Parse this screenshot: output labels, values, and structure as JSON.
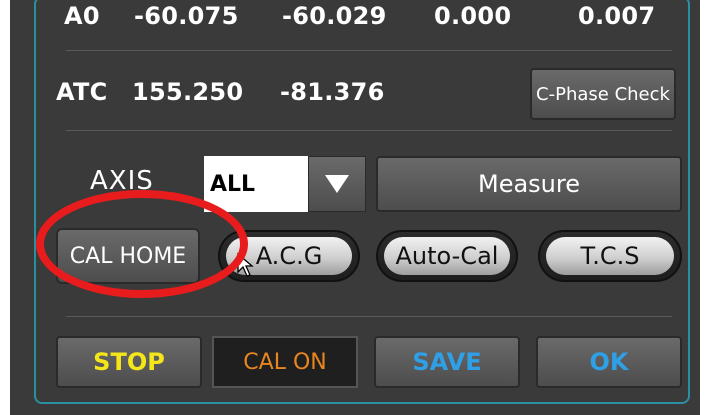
{
  "readings": {
    "a0": {
      "label": "A0",
      "v1": "-60.075",
      "v2": "-60.029",
      "v3": "0.000",
      "v4": "0.007"
    },
    "atc": {
      "label": "ATC",
      "v1": "155.250",
      "v2": "-81.376"
    }
  },
  "buttons": {
    "c_phase_check": "C-Phase Check",
    "measure": "Measure",
    "cal_home": "CAL HOME",
    "acg": "A.C.G",
    "auto_cal": "Auto-Cal",
    "tcs": "T.C.S",
    "stop": "STOP",
    "cal_on": "CAL ON",
    "save": "SAVE",
    "ok": "OK"
  },
  "axis": {
    "label": "AXIS",
    "selected": "ALL"
  },
  "colors": {
    "stop_text": "#f5e61a",
    "cal_on_text": "#e8851e",
    "save_text": "#2f9fe6",
    "ok_text": "#2f9fe6",
    "annotation_circle": "#e81c1c",
    "frame_border": "#2a8fa0"
  },
  "icons": {
    "dropdown": "triangle-down-icon",
    "cursor": "mouse-pointer-icon"
  }
}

+===+

Write out again every line above exactly as given; the pictures do not belong in the copy.

Parse this screenshot: output labels, values, and structure as JSON.
{
  "readings": {
    "a0": {
      "label": "A0",
      "v1": "-60.075",
      "v2": "-60.029",
      "v3": "0.000",
      "v4": "0.007"
    },
    "atc": {
      "label": "ATC",
      "v1": "155.250",
      "v2": "-81.376"
    }
  },
  "buttons": {
    "c_phase_check": "C-Phase Check",
    "measure": "Measure",
    "cal_home": "CAL HOME",
    "acg": "A.C.G",
    "auto_cal": "Auto-Cal",
    "tcs": "T.C.S",
    "stop": "STOP",
    "cal_on": "CAL ON",
    "save": "SAVE",
    "ok": "OK"
  },
  "axis": {
    "label": "AXIS",
    "selected": "ALL"
  },
  "colors": {
    "stop_text": "#f5e61a",
    "cal_on_text": "#e8851e",
    "save_text": "#2f9fe6",
    "ok_text": "#2f9fe6",
    "annotation_circle": "#e81c1c",
    "frame_border": "#2a8fa0"
  },
  "icons": {
    "dropdown": "triangle-down-icon",
    "cursor": "mouse-pointer-icon"
  }
}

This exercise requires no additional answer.